→ Work to do:
Locate each line holding the string "representation" and copy it.

→ Material supplied:
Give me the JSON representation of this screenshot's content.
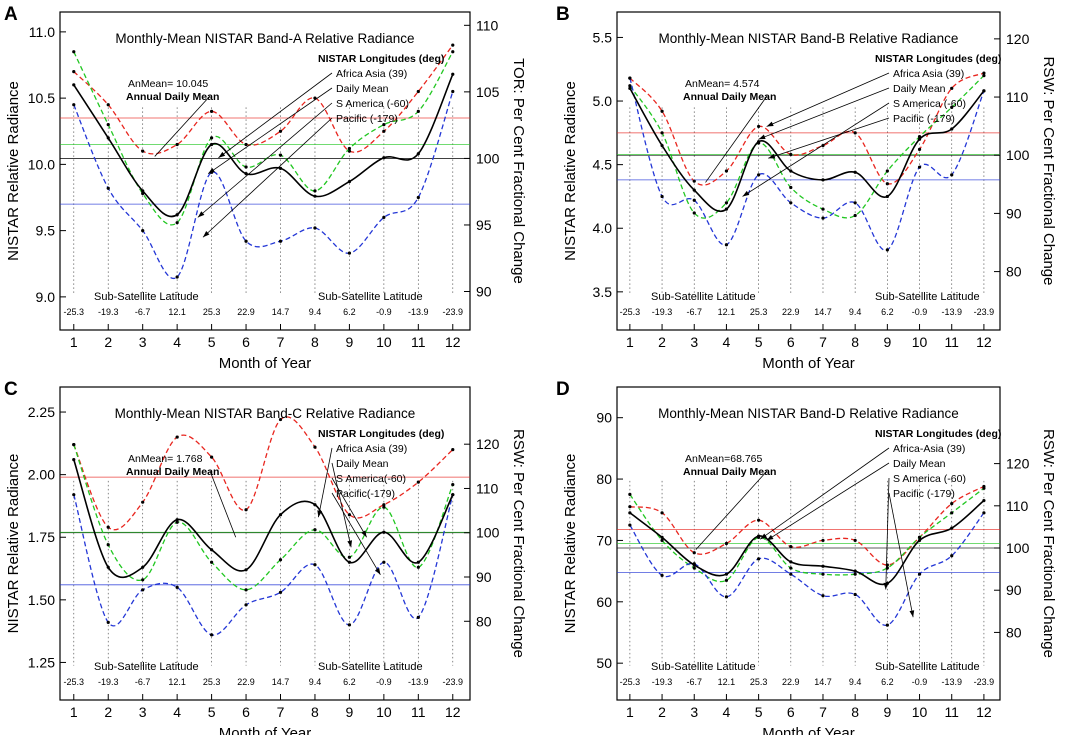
{
  "figure": {
    "panel_labels": [
      "A",
      "B",
      "C",
      "D"
    ]
  },
  "shared": {
    "xlabel": "Month of Year",
    "ylabel": "NISTAR Relative Radiance",
    "lat_heading": "Sub-Satellite Latitude",
    "lat_ticks": [
      "-25.3",
      "-19.3",
      "-6.7",
      "12.1",
      "25.3",
      "22.9",
      "14.7",
      "9.4",
      "6.2",
      "-0.9",
      "-13.9",
      "-23.9"
    ],
    "months": [
      "1",
      "2",
      "3",
      "4",
      "5",
      "6",
      "7",
      "8",
      "9",
      "10",
      "11",
      "12"
    ],
    "legend_title": "NISTAR Longitudes (deg)",
    "annual_label": "Annual Daily Mean",
    "colors": {
      "Africa Asia": "#e8261f",
      "Daily Mean": "#000000",
      "S America": "#22c722",
      "Pacific": "#2437d6"
    }
  },
  "chart_data": [
    {
      "panel": "A",
      "type": "line",
      "title": "Monthly-Mean NISTAR Band-A Relative Radiance",
      "xlabel": "Month of Year",
      "ylabel": "NISTAR Relative Radiance",
      "y2label": "TOR: Per Cent Fractional Change",
      "xlim": [
        0.6,
        12.5
      ],
      "ylim": [
        8.75,
        11.15
      ],
      "yticks": [
        9.0,
        9.5,
        10.0,
        10.5,
        11.0
      ],
      "ytick_labels": [
        "9.0",
        "9.5",
        "10.0",
        "10.5",
        "11.0"
      ],
      "y2ticks": [
        90,
        95,
        100,
        105,
        110
      ],
      "y2_base": 10.045,
      "annual_text": "AnMean= 10.045",
      "legend": [
        "NISTAR Longitudes (deg)",
        "Africa Asia (39)",
        "Daily Mean",
        "S America (-60)",
        "Pacific (-179)"
      ],
      "x": [
        1,
        2,
        3,
        4,
        5,
        6,
        7,
        8,
        9,
        10,
        11,
        12
      ],
      "series": [
        {
          "name": "Africa Asia",
          "values": [
            10.7,
            10.45,
            10.1,
            10.15,
            10.4,
            10.15,
            10.25,
            10.5,
            10.1,
            10.25,
            10.55,
            10.9
          ],
          "mean": 10.35
        },
        {
          "name": "Daily Mean",
          "values": [
            10.6,
            10.2,
            9.8,
            9.62,
            10.15,
            9.93,
            9.97,
            9.76,
            9.87,
            10.05,
            10.08,
            10.68
          ],
          "mean": 10.045
        },
        {
          "name": "S America",
          "values": [
            10.85,
            10.3,
            9.78,
            9.56,
            10.2,
            9.98,
            10.07,
            9.8,
            10.12,
            10.3,
            10.4,
            10.85
          ],
          "mean": 10.15
        },
        {
          "name": "Pacific",
          "values": [
            10.45,
            9.82,
            9.5,
            9.15,
            9.94,
            9.42,
            9.42,
            9.52,
            9.33,
            9.6,
            9.75,
            10.55
          ],
          "mean": 9.7
        }
      ],
      "annotations": {
        "annual": [
          3.35,
          10.06
        ],
        "legend": [
          [
            5.2,
            10.05
          ],
          [
            4.9,
            9.93
          ],
          [
            4.6,
            9.6
          ],
          [
            4.75,
            9.45
          ]
        ]
      }
    },
    {
      "panel": "B",
      "type": "line",
      "title": "Monthly-Mean NISTAR Band-B Relative Radiance",
      "xlabel": "Month of Year",
      "ylabel": "NISTAR Relative Radiance",
      "y2label": "RSW: Per Cent Fractional Change",
      "xlim": [
        0.6,
        12.5
      ],
      "ylim": [
        3.2,
        5.7
      ],
      "yticks": [
        3.5,
        4.0,
        4.5,
        5.0,
        5.5
      ],
      "ytick_labels": [
        "3.5",
        "4.0",
        "4.5",
        "5.0",
        "5.5"
      ],
      "y2ticks": [
        80,
        90,
        100,
        110,
        120
      ],
      "y2_base": 4.574,
      "annual_text": "AnMean= 4.574",
      "legend": [
        "NISTAR Longitudes (deg)",
        "Africa Asia (39)",
        "Daily Mean",
        "S America (-60)",
        "Pacific (-179)"
      ],
      "x": [
        1,
        2,
        3,
        4,
        5,
        6,
        7,
        8,
        9,
        10,
        11,
        12
      ],
      "series": [
        {
          "name": "Africa Asia",
          "values": [
            5.18,
            4.92,
            4.37,
            4.45,
            4.8,
            4.58,
            4.65,
            4.75,
            4.35,
            4.62,
            5.1,
            5.22
          ],
          "mean": 4.75
        },
        {
          "name": "Daily Mean",
          "values": [
            5.1,
            4.65,
            4.3,
            4.15,
            4.68,
            4.45,
            4.38,
            4.44,
            4.25,
            4.7,
            4.78,
            5.08
          ],
          "mean": 4.574
        },
        {
          "name": "S America",
          "values": [
            5.12,
            4.75,
            4.12,
            4.2,
            4.67,
            4.32,
            4.15,
            4.1,
            4.45,
            4.72,
            4.95,
            5.2
          ],
          "mean": 4.58
        },
        {
          "name": "Pacific",
          "values": [
            5.18,
            4.25,
            4.22,
            3.87,
            4.42,
            4.2,
            4.08,
            4.2,
            3.83,
            4.48,
            4.42,
            5.08
          ],
          "mean": 4.38
        }
      ],
      "annotations": {
        "annual": [
          3.35,
          4.36
        ],
        "legend": [
          [
            5.25,
            4.8
          ],
          [
            5.0,
            4.7
          ],
          [
            4.5,
            4.25
          ],
          [
            5.3,
            4.55
          ]
        ]
      }
    },
    {
      "panel": "C",
      "type": "line",
      "title": "Monthly-Mean NISTAR Band-C Relative Radiance",
      "xlabel": "Month of Year",
      "ylabel": "NISTAR Relative Radiance",
      "y2label": "RSW: Per Cent Fractional Change",
      "xlim": [
        0.6,
        12.5
      ],
      "ylim": [
        1.1,
        2.35
      ],
      "yticks": [
        1.25,
        1.5,
        1.75,
        2.0,
        2.25
      ],
      "ytick_labels": [
        "1.25",
        "1.50",
        "1.75",
        "2.00",
        "2.25"
      ],
      "y2ticks": [
        80,
        90,
        100,
        110,
        120
      ],
      "y2_base": 1.768,
      "annual_text": "AnMean= 1.768",
      "legend": [
        "NISTAR Longitudes (deg)",
        "Africa Asia (39)",
        "Daily Mean",
        "S America(-60)",
        "Pacific(-179)"
      ],
      "x": [
        1,
        2,
        3,
        4,
        5,
        6,
        7,
        8,
        9,
        10,
        11,
        12
      ],
      "series": [
        {
          "name": "Africa Asia",
          "values": [
            2.12,
            1.79,
            1.89,
            2.15,
            2.07,
            1.86,
            2.22,
            2.11,
            1.84,
            1.88,
            1.97,
            2.1
          ],
          "mean": 1.99
        },
        {
          "name": "Daily Mean",
          "values": [
            2.06,
            1.63,
            1.63,
            1.82,
            1.7,
            1.62,
            1.84,
            1.88,
            1.65,
            1.77,
            1.65,
            1.92
          ],
          "mean": 1.768
        },
        {
          "name": "S America",
          "values": [
            2.12,
            1.72,
            1.58,
            1.81,
            1.65,
            1.54,
            1.66,
            1.78,
            1.67,
            1.87,
            1.63,
            1.96
          ],
          "mean": 1.77
        },
        {
          "name": "Pacific",
          "values": [
            1.92,
            1.41,
            1.54,
            1.55,
            1.36,
            1.48,
            1.53,
            1.64,
            1.4,
            1.65,
            1.43,
            1.92
          ],
          "mean": 1.56
        }
      ],
      "annotations": {
        "annual": [
          5.7,
          1.75
        ],
        "legend": [
          [
            8.1,
            1.83
          ],
          [
            9.05,
            1.71
          ],
          [
            9.5,
            1.75
          ],
          [
            9.9,
            1.6
          ]
        ]
      }
    },
    {
      "panel": "D",
      "type": "line",
      "title": "Monthly-Mean NISTAR Band-D Relative Radiance",
      "xlabel": "Month of Year",
      "ylabel": "NISTAR Relative Radiance",
      "y2label": "RSW: Per Cent Fractional Change",
      "xlim": [
        0.6,
        12.5
      ],
      "ylim": [
        44.0,
        95.0
      ],
      "yticks": [
        50,
        60,
        70,
        80,
        90
      ],
      "ytick_labels": [
        "50",
        "60",
        "70",
        "80",
        "90"
      ],
      "y2ticks": [
        80,
        90,
        100,
        110,
        120
      ],
      "y2_base": 68.765,
      "annual_text": "AnMean=68.765",
      "legend": [
        "NISTAR Longitudes (deg)",
        "Africa-Asia (39)",
        "Daily Mean",
        "S America (-60)",
        "Pacific (-179)"
      ],
      "x": [
        1,
        2,
        3,
        4,
        5,
        6,
        7,
        8,
        9,
        10,
        11,
        12
      ],
      "series": [
        {
          "name": "Africa Asia",
          "values": [
            75.5,
            74.5,
            68.0,
            69.5,
            73.3,
            69.0,
            70.0,
            70.0,
            66.0,
            70.5,
            76.0,
            78.8
          ],
          "mean": 71.8
        },
        {
          "name": "Daily Mean",
          "values": [
            74.5,
            70.5,
            66.0,
            64.5,
            70.7,
            66.5,
            65.8,
            65.0,
            63.0,
            70.0,
            72.0,
            76.5
          ],
          "mean": 68.765
        },
        {
          "name": "S America",
          "values": [
            77.5,
            70.0,
            65.5,
            63.5,
            70.5,
            65.5,
            64.5,
            64.5,
            65.5,
            70.5,
            74.5,
            78.5
          ],
          "mean": 69.5
        },
        {
          "name": "Pacific",
          "values": [
            72.5,
            64.3,
            66.2,
            60.8,
            67.0,
            64.5,
            61.0,
            61.2,
            56.2,
            64.5,
            67.5,
            74.5
          ],
          "mean": 64.8
        }
      ],
      "annotations": {
        "annual": [
          3.05,
          68.5
        ],
        "legend": [
          [
            5.05,
            70.2
          ],
          [
            5.25,
            70.0
          ],
          [
            8.95,
            62.0
          ],
          [
            9.8,
            57.5
          ]
        ]
      }
    }
  ]
}
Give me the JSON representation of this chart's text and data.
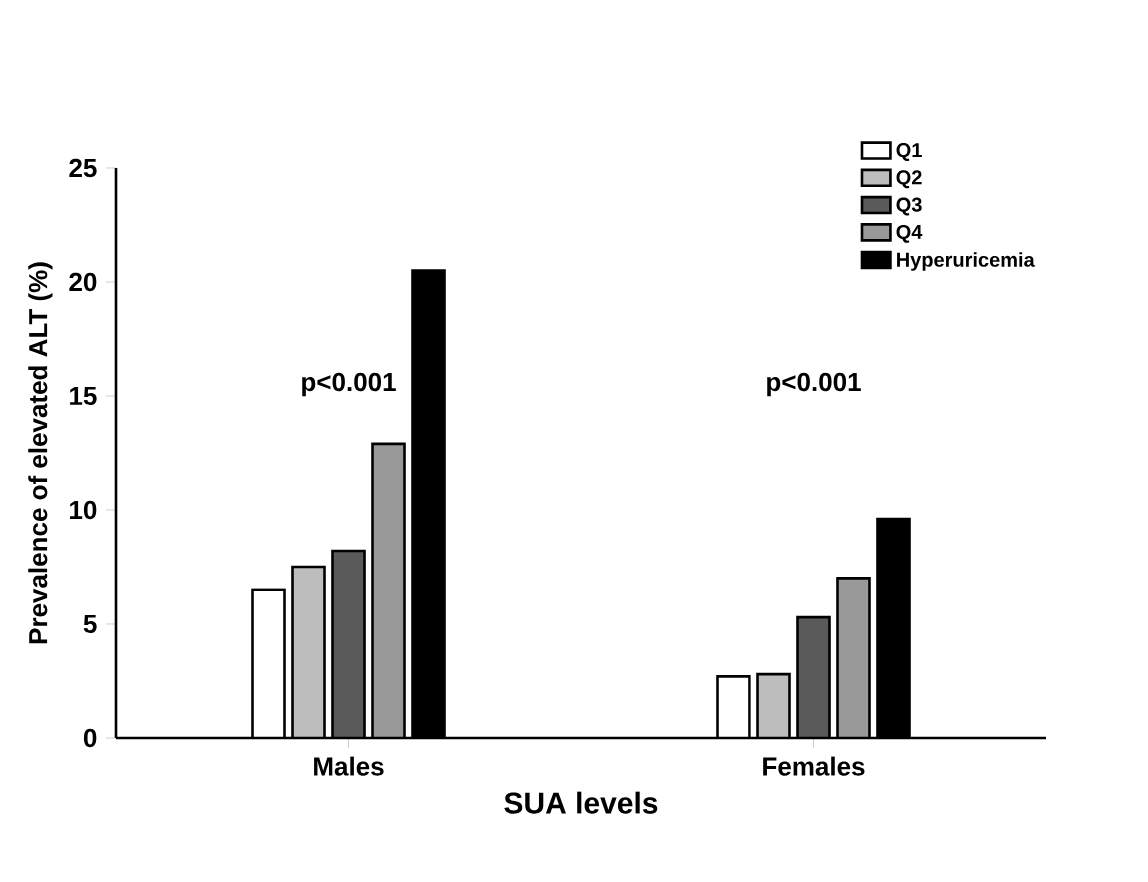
{
  "chart_data": {
    "type": "bar",
    "xlabel": "SUA levels",
    "ylabel": "Prevalence of elevated ALT (%)",
    "categories": [
      "Males",
      "Females"
    ],
    "series": [
      {
        "name": "Q1",
        "color": "#ffffff",
        "values": [
          6.5,
          2.7
        ]
      },
      {
        "name": "Q2",
        "color": "#bdbdbd",
        "values": [
          7.5,
          2.8
        ]
      },
      {
        "name": "Q3",
        "color": "#5a5a5a",
        "values": [
          8.2,
          5.3
        ]
      },
      {
        "name": "Q4",
        "color": "#999999",
        "values": [
          12.9,
          7.0
        ]
      },
      {
        "name": "Hyperuricemia",
        "color": "#000000",
        "values": [
          20.5,
          9.6
        ]
      }
    ],
    "ylim": [
      0,
      25
    ],
    "yticks": [
      0,
      5,
      10,
      15,
      20,
      25
    ],
    "legend": "top right",
    "grid": false,
    "annotations": [
      "p<0.001",
      "p<0.001"
    ]
  }
}
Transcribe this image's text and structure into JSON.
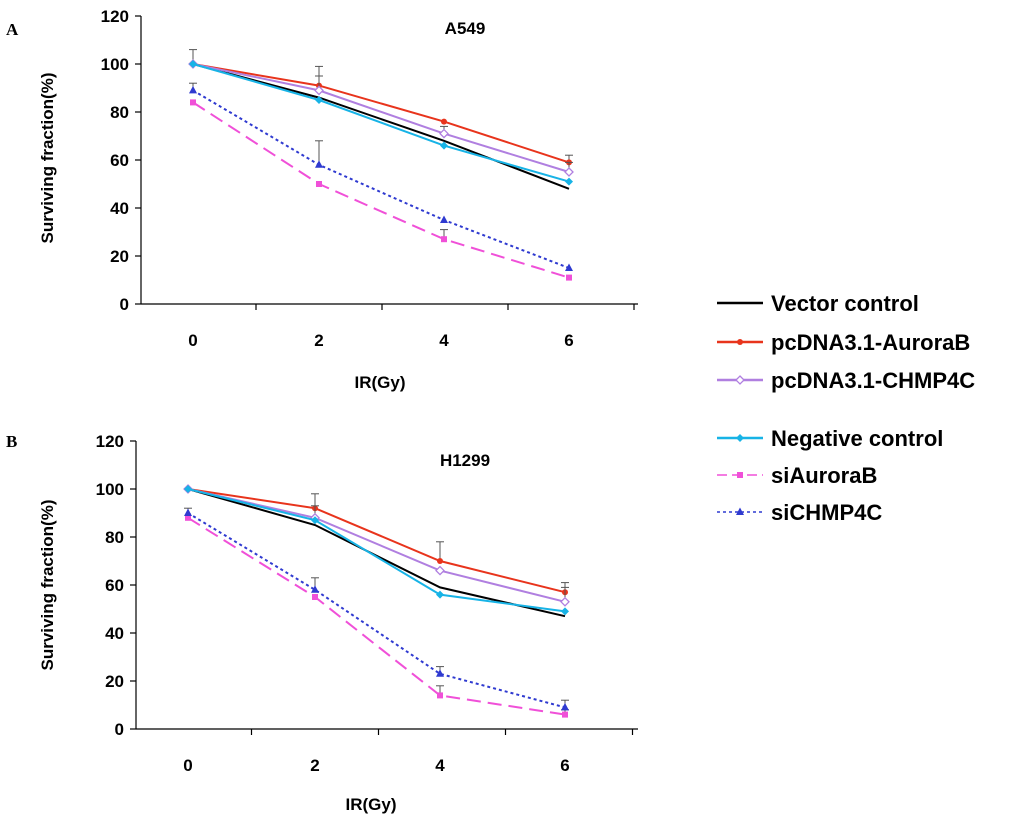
{
  "chart_data": [
    {
      "type": "line",
      "panel": "A",
      "title": "A549",
      "xlabel": "IR(Gy)",
      "ylabel": "Surviving fraction(%)",
      "x": [
        0,
        2,
        4,
        6
      ],
      "ylim": [
        0,
        120
      ],
      "yticks": [
        0,
        20,
        40,
        60,
        80,
        100,
        120
      ],
      "series": [
        {
          "name": "Vector control",
          "color": "#000000",
          "dash": "solid",
          "marker": "none",
          "values": [
            100,
            86,
            68,
            48
          ],
          "err": [
            0,
            0,
            0,
            0
          ]
        },
        {
          "name": "pcDNA3.1-AuroraB",
          "color": "#e8341c",
          "dash": "solid",
          "marker": "dot",
          "values": [
            100,
            91,
            76,
            59
          ],
          "err": [
            6,
            8,
            0,
            3
          ]
        },
        {
          "name": "pcDNA3.1-CHMP4C",
          "color": "#b07fe0",
          "dash": "solid",
          "marker": "diamond",
          "values": [
            100,
            89,
            71,
            55
          ],
          "err": [
            0,
            6,
            3,
            4
          ]
        },
        {
          "name": "Negative control",
          "color": "#17b3e6",
          "dash": "solid",
          "marker": "diamond-filled",
          "values": [
            100,
            85,
            66,
            51
          ],
          "err": [
            0,
            0,
            0,
            0
          ]
        },
        {
          "name": "siAuroraB",
          "color": "#f050d8",
          "dash": "longdash",
          "marker": "square",
          "values": [
            84,
            50,
            27,
            11
          ],
          "err": [
            0,
            0,
            4,
            0
          ]
        },
        {
          "name": "siCHMP4C",
          "color": "#2f3ad0",
          "dash": "dot",
          "marker": "triangle",
          "values": [
            89,
            58,
            35,
            15
          ],
          "err": [
            3,
            10,
            0,
            0
          ]
        }
      ]
    },
    {
      "type": "line",
      "panel": "B",
      "title": "H1299",
      "xlabel": "IR(Gy)",
      "ylabel": "Surviving fraction(%)",
      "x": [
        0,
        2,
        4,
        6
      ],
      "ylim": [
        0,
        120
      ],
      "yticks": [
        0,
        20,
        40,
        60,
        80,
        100,
        120
      ],
      "series": [
        {
          "name": "Vector control",
          "color": "#000000",
          "dash": "solid",
          "marker": "none",
          "values": [
            100,
            85,
            59,
            47
          ],
          "err": [
            0,
            0,
            0,
            0
          ]
        },
        {
          "name": "pcDNA3.1-AuroraB",
          "color": "#e8341c",
          "dash": "solid",
          "marker": "dot",
          "values": [
            100,
            92,
            70,
            57
          ],
          "err": [
            0,
            6,
            8,
            4
          ]
        },
        {
          "name": "pcDNA3.1-CHMP4C",
          "color": "#b07fe0",
          "dash": "solid",
          "marker": "diamond",
          "values": [
            100,
            88,
            66,
            53
          ],
          "err": [
            0,
            5,
            0,
            6
          ]
        },
        {
          "name": "Negative control",
          "color": "#17b3e6",
          "dash": "solid",
          "marker": "diamond-filled",
          "values": [
            100,
            87,
            56,
            49
          ],
          "err": [
            0,
            0,
            0,
            0
          ]
        },
        {
          "name": "siAuroraB",
          "color": "#f050d8",
          "dash": "longdash",
          "marker": "square",
          "values": [
            88,
            55,
            14,
            6
          ],
          "err": [
            0,
            0,
            4,
            2
          ]
        },
        {
          "name": "siCHMP4C",
          "color": "#2f3ad0",
          "dash": "dot",
          "marker": "triangle",
          "values": [
            90,
            58,
            23,
            9
          ],
          "err": [
            2,
            5,
            3,
            3
          ]
        }
      ]
    }
  ]
}
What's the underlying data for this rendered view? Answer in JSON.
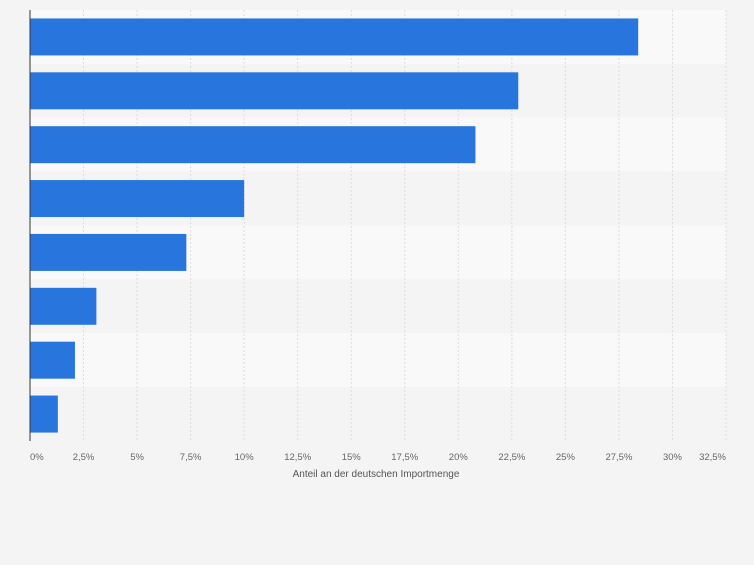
{
  "chart_data": {
    "type": "bar",
    "orientation": "horizontal",
    "categories": [
      "",
      "",
      "",
      "",
      "",
      "",
      "",
      ""
    ],
    "values": [
      28.4,
      22.8,
      20.8,
      10.0,
      7.3,
      3.1,
      2.1,
      1.3
    ],
    "xlabel": "Anteil an der deutschen Importmenge",
    "ylabel": "",
    "xlim": [
      0,
      32.5
    ],
    "tick_values": [
      0,
      2.5,
      5,
      7.5,
      10,
      12.5,
      15,
      17.5,
      20,
      22.5,
      25,
      27.5,
      30,
      32.5
    ],
    "tick_labels": [
      "0%",
      "2,5%",
      "5%",
      "7,5%",
      "10%",
      "12,5%",
      "15%",
      "17,5%",
      "20%",
      "22,5%",
      "25%",
      "27,5%",
      "30%",
      "32,5%"
    ],
    "grid": true,
    "legend": "none",
    "colors": {
      "bar": "#2876dd",
      "band_light": "#f9f9f9",
      "band_dark": "#f4f4f4",
      "grid": "#dcdcdc",
      "axis": "#333333",
      "tick_text": "#666666",
      "label_text": "#555555"
    }
  }
}
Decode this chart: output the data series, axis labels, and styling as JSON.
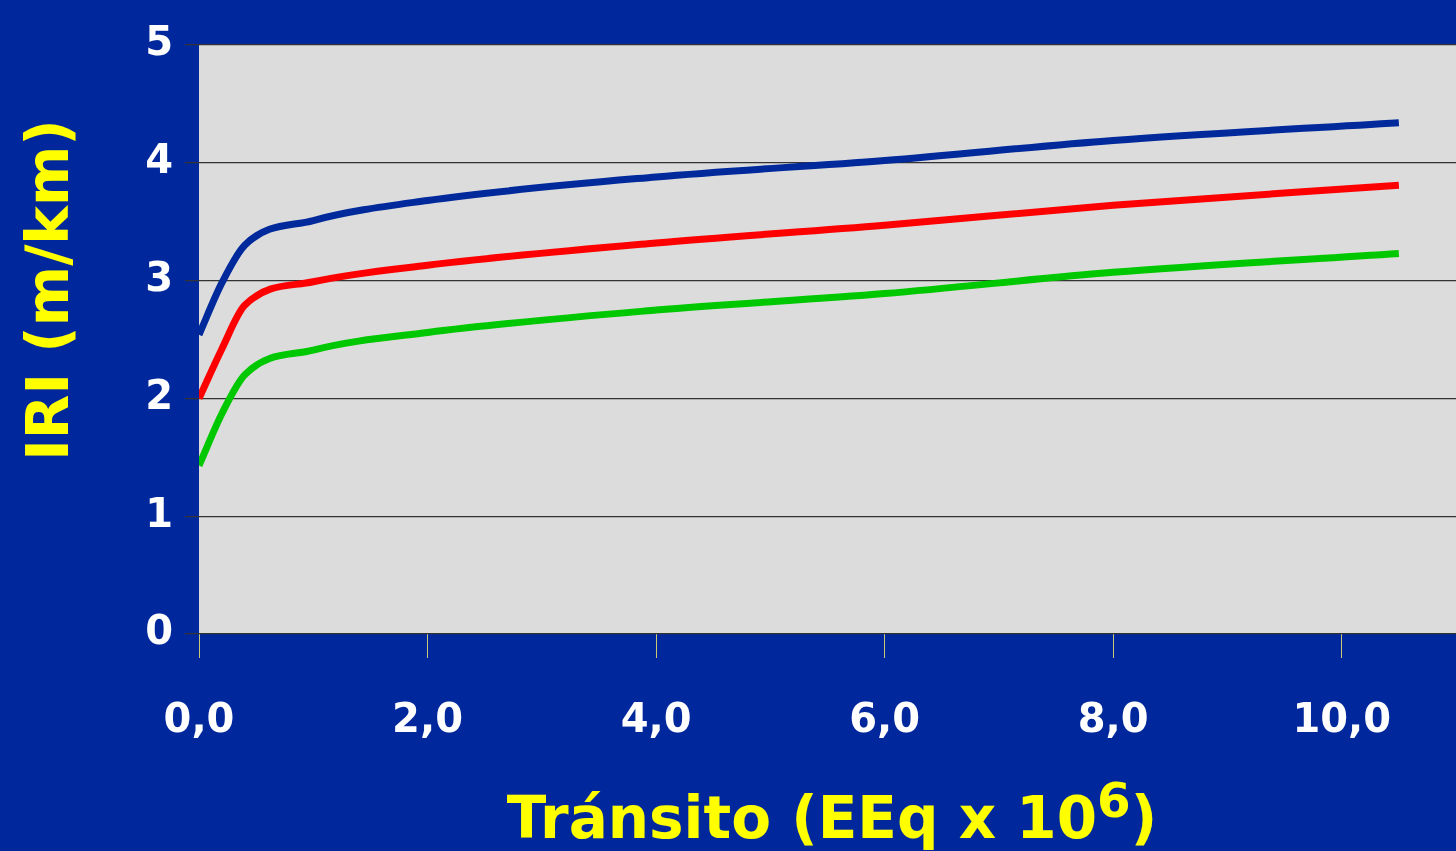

→ Worked answer:
Give me the JSON representation of this screenshot's content.
Give me the JSON representation of this chart's text and data.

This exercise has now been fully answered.